## Begin Entries provided

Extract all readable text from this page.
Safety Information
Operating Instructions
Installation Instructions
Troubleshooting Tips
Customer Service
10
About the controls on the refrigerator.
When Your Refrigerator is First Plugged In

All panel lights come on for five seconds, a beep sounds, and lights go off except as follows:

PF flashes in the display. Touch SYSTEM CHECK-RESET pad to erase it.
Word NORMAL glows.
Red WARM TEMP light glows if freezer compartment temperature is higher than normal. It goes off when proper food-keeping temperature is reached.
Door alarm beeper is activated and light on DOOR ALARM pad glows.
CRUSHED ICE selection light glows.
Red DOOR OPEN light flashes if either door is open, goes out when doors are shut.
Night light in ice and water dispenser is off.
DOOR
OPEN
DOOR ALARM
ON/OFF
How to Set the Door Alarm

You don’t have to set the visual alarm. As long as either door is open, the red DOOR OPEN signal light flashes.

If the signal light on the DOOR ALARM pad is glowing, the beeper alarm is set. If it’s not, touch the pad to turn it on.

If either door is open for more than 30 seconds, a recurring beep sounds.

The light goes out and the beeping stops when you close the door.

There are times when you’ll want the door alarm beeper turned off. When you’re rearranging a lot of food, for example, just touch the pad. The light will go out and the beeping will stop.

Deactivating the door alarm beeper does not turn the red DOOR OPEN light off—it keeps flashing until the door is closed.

## End Entries provided

Do this: Each record above should be output again exactly.

Correct output:
Extract all readable text from this page.
Safety Information
Operating Instructions
Installation Instructions
Troubleshooting Tips
Customer Service
10
About the controls on the refrigerator.
When Your Refrigerator is First Plugged In

All panel lights come on for five seconds, a beep sounds, and lights go off except as follows:

PF flashes in the display. Touch SYSTEM CHECK-RESET pad to erase it.
Word NORMAL glows.
Red WARM TEMP light glows if freezer compartment temperature is higher than normal. It goes off when proper food-keeping temperature is reached.
Door alarm beeper is activated and light on DOOR ALARM pad glows.
CRUSHED ICE selection light glows.
Red DOOR OPEN light flashes if either door is open, goes out when doors are shut.
Night light in ice and water dispenser is off.
DOOR
OPEN
DOOR ALARM
ON/OFF
How to Set the Door Alarm

You don’t have to set the visual alarm. As long as either door is open, the red DOOR OPEN signal light flashes.

If the signal light on the DOOR ALARM pad is glowing, the beeper alarm is set. If it’s not, touch the pad to turn it on.

If either door is open for more than 30 seconds, a recurring beep sounds.

The light goes out and the beeping stops when you close the door.

There are times when you’ll want the door alarm beeper turned off. When you’re rearranging a lot of food, for example, just touch the pad. The light will go out and the beeping will stop.

Deactivating the door alarm beeper does not turn the red DOOR OPEN light off—it keeps flashing until the door is closed.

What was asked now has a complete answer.